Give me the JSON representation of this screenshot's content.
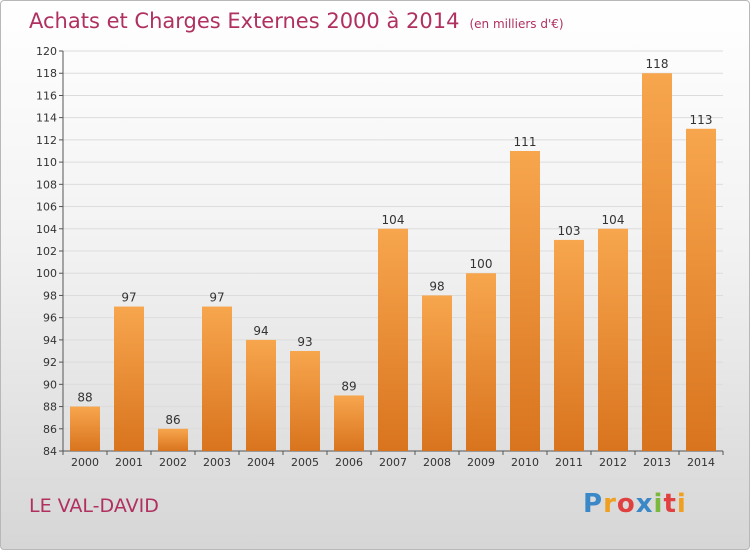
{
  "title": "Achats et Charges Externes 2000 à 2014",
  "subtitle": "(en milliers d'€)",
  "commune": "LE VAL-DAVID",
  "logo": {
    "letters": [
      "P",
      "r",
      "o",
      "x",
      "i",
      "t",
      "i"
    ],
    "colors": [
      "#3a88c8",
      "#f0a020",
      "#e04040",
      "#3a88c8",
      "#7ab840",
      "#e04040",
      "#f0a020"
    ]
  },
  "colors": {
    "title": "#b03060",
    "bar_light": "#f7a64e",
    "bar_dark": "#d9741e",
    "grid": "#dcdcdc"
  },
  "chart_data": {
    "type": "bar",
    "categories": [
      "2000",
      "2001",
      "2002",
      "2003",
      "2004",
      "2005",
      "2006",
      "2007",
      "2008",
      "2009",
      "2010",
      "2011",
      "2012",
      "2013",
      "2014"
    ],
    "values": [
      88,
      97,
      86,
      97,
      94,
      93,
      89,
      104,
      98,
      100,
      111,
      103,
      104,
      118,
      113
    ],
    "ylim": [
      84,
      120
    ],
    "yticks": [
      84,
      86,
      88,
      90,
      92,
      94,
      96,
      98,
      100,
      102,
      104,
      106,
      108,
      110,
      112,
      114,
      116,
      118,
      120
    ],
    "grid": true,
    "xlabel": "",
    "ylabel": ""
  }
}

EXERCISE BRIEF:
Leave out the pictures and transcribe everything else exactly.

SOLVED EXERCISE:
Give me the JSON representation of this screenshot's content.
{
  "title": "Achats et Charges Externes 2000 à 2014",
  "subtitle": "(en milliers d'€)",
  "commune": "LE VAL-DAVID",
  "logo": {
    "letters": [
      "P",
      "r",
      "o",
      "x",
      "i",
      "t",
      "i"
    ],
    "colors": [
      "#3a88c8",
      "#f0a020",
      "#e04040",
      "#3a88c8",
      "#7ab840",
      "#e04040",
      "#f0a020"
    ]
  },
  "colors": {
    "title": "#b03060",
    "bar_light": "#f7a64e",
    "bar_dark": "#d9741e",
    "grid": "#dcdcdc"
  },
  "chart_data": {
    "type": "bar",
    "categories": [
      "2000",
      "2001",
      "2002",
      "2003",
      "2004",
      "2005",
      "2006",
      "2007",
      "2008",
      "2009",
      "2010",
      "2011",
      "2012",
      "2013",
      "2014"
    ],
    "values": [
      88,
      97,
      86,
      97,
      94,
      93,
      89,
      104,
      98,
      100,
      111,
      103,
      104,
      118,
      113
    ],
    "ylim": [
      84,
      120
    ],
    "yticks": [
      84,
      86,
      88,
      90,
      92,
      94,
      96,
      98,
      100,
      102,
      104,
      106,
      108,
      110,
      112,
      114,
      116,
      118,
      120
    ],
    "grid": true,
    "xlabel": "",
    "ylabel": ""
  }
}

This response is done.